Collection entries
----------------
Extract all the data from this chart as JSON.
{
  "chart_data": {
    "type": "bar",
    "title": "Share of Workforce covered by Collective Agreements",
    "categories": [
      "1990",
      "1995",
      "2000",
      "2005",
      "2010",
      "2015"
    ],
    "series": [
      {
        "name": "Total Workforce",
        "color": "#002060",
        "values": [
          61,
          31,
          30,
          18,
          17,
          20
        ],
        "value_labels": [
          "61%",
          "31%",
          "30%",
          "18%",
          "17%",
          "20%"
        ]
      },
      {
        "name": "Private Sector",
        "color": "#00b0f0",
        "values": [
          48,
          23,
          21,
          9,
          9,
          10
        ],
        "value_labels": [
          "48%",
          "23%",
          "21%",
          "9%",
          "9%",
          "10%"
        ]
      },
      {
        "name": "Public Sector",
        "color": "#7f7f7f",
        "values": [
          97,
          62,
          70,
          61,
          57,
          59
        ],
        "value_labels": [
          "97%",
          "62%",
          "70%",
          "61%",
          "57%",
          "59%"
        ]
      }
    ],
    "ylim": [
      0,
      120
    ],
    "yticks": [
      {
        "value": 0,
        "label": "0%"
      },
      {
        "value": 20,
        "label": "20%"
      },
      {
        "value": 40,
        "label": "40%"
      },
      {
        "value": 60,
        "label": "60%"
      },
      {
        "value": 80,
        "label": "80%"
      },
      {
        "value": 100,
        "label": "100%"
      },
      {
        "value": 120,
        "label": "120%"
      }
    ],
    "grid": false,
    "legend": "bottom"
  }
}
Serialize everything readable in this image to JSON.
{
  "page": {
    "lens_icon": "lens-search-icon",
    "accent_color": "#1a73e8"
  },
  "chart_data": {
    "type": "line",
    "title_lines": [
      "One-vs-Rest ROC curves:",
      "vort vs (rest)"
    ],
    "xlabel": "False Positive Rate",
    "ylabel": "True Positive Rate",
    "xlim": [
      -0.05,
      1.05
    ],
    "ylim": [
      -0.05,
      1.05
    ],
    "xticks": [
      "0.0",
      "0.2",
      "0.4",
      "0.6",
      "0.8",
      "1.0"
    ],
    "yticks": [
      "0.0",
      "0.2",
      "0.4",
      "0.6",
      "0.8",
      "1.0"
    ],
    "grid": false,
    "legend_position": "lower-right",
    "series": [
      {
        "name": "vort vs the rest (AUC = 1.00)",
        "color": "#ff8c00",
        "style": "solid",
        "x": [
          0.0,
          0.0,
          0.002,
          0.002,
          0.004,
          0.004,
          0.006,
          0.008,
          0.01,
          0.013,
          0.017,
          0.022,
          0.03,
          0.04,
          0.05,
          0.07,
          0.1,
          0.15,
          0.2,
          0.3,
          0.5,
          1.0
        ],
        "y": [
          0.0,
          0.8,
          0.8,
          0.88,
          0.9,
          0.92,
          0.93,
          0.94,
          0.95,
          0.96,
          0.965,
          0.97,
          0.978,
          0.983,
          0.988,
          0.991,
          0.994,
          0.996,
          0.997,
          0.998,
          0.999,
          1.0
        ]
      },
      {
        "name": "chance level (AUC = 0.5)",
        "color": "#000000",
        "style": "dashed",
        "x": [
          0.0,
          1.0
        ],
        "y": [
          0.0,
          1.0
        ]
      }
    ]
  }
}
----------------
Which lines in the listing above hold the word "this"? Show each of them.

Extract all the data from this chart as JSON.
Serialize everything readable in this image to JSON.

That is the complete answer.